• **DOCUMENT EXCERPT**:
The primary goals of treatment for myelofibrosis (MF) are to reduce splenomegaly, improve symptoms and quality of life, and improve survival. These goals overlap in that reduction in spleen size may reflect reduced marrow fibrosis, allowing improved bone marrow hematopoiesis and less burden on the spleen. Similarly, reduced symptoms and spleen size likely reflect overall reduction in disease burden, which can contribute to longer survival. For this reason, spleen size and symptom score often are used as surrogate markers of treatment efficacy in clinical trials. Symptom burden and quality of life are quantified using the Myeloproliferative Neoplasm Symptom Assessment Form Total Symptom Score (MPN-SAF-TSS), which includes hallmark symptoms of bone marrow fibrosis and splenomegaly such as fatigue, early satiety, and night sweats. This scoring system has been validated in MF and demonstrated to strongly correlate with patient-reported quality of life.

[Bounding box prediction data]
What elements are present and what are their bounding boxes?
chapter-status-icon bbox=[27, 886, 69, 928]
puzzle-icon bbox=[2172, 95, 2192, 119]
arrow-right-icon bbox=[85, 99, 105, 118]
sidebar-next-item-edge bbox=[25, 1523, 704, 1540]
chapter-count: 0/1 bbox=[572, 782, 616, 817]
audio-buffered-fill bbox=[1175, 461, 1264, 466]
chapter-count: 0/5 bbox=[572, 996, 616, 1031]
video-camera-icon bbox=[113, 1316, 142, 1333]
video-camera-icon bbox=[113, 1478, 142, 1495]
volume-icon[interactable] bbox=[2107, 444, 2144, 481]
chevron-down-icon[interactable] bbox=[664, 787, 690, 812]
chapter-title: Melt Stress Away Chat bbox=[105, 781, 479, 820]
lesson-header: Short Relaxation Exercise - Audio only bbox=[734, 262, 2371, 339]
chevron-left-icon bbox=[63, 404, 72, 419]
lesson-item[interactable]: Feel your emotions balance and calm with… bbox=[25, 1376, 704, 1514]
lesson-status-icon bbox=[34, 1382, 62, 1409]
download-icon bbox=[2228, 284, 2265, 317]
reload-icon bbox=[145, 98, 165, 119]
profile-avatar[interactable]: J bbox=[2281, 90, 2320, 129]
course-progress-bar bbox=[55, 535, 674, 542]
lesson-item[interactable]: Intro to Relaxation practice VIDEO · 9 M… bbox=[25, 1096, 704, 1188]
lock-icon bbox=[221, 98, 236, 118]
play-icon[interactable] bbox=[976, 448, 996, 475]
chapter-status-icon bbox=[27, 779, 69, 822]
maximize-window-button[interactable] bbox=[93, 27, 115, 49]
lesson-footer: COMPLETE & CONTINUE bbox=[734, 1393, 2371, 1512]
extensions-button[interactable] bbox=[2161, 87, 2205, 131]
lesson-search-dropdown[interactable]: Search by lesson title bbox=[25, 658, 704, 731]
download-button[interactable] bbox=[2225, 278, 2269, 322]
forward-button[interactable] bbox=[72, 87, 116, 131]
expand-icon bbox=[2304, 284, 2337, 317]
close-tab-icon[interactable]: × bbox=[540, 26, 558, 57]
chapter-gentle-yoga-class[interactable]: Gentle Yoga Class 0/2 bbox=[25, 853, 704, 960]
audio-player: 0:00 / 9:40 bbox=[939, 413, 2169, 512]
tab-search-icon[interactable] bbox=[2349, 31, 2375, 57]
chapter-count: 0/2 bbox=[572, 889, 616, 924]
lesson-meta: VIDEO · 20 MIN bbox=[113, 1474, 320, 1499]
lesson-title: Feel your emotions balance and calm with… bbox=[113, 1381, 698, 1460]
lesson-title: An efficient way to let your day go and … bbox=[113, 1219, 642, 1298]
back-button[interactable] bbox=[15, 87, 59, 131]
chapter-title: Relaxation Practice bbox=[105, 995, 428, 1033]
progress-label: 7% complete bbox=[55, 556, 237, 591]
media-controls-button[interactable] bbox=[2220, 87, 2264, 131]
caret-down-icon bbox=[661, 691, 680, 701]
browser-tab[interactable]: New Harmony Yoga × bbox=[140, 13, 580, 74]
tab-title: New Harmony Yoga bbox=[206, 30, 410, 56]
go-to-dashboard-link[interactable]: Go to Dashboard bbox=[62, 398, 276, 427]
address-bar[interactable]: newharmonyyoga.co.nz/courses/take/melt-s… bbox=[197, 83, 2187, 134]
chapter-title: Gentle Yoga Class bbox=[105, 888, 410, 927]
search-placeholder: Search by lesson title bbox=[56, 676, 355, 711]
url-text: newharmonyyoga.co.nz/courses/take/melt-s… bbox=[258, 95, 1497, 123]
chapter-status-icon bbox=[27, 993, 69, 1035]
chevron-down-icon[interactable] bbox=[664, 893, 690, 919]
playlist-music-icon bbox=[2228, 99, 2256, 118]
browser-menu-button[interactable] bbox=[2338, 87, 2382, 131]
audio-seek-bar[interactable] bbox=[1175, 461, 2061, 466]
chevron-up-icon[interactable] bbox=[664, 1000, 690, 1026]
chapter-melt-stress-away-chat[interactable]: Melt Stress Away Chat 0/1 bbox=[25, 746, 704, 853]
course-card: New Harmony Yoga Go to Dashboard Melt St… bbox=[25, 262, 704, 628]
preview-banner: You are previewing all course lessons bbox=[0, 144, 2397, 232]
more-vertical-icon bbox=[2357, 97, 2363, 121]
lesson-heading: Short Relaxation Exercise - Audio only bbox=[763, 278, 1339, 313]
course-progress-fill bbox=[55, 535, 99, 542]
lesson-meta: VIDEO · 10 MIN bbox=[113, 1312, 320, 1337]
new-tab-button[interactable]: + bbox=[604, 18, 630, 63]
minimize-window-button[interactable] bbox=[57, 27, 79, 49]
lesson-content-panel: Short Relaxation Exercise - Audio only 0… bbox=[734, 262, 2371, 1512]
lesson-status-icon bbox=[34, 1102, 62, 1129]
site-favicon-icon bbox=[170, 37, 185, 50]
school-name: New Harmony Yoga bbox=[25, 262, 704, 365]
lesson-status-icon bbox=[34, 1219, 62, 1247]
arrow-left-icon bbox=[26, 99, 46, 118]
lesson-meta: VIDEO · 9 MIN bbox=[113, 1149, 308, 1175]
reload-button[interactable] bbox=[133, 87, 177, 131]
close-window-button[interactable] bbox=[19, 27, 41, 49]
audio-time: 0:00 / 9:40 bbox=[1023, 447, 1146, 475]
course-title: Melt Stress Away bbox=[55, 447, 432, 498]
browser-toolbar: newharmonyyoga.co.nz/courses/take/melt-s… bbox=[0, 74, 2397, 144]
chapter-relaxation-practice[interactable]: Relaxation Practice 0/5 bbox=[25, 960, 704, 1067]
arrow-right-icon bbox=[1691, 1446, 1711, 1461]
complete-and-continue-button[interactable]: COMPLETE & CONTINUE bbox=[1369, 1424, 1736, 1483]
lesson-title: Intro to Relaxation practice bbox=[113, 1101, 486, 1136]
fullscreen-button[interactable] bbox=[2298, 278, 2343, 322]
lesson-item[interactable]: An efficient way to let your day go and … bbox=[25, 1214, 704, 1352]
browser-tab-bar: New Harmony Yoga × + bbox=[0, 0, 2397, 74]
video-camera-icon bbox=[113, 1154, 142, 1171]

• **EXERCISES TO COMPLETE**:
a) Answer these questions using the myelofibrosis passage:
(i) What are the three primary goals of treatment for myelofibrosis?
(ii) What tool is used to quantify symptom burden and quality of life?
(iii) Which hallmark symptoms does the passage name as being included in that tool?
b) Please carry the myelofibrosis passage forward with one more paragraph, starting after its final sentence.

• **RESPONSES PER TASK**:
a)
(i) To reduce splenomegaly, to improve symptoms and quality of life, and to improve survival.
(ii) The Myeloproliferative Neoplasm Symptom Assessment Form Total Symptom Score (MPN-SAF-TSS).
(iii) Fatigue, early satiety, and night sweats.

b)
When it comes to personalizing treatment for MF, prognostic scoring tools such as the Dynamic International Prognostic Scoring System (DIPSS) Plus and the Mutation-Enhanced International Prognostic Scoring System 70 (MIPSS70) are used to determine risk category. Risk category is considered in conjunction with symptom burden assessed by the MPN-SAF-TSS to tailor treatment strategies. Patients who are asymptomatic and considered low or very low risk by prognostic scoring generally are managed by observation only, with monitoring to allow intervention once symptoms present. Patients who are symptomatic in the very low‒/low-risk category may receive supportive care specifically addressing symptoms (eg, anemia) as needed. Although JAK inhibitors have not been prospectively studied in low-risk MF, some healthcare professionals may consider their potential benefit, for example, in patients who are more heavily symptomatic who still fall in the low-risk prognostic category.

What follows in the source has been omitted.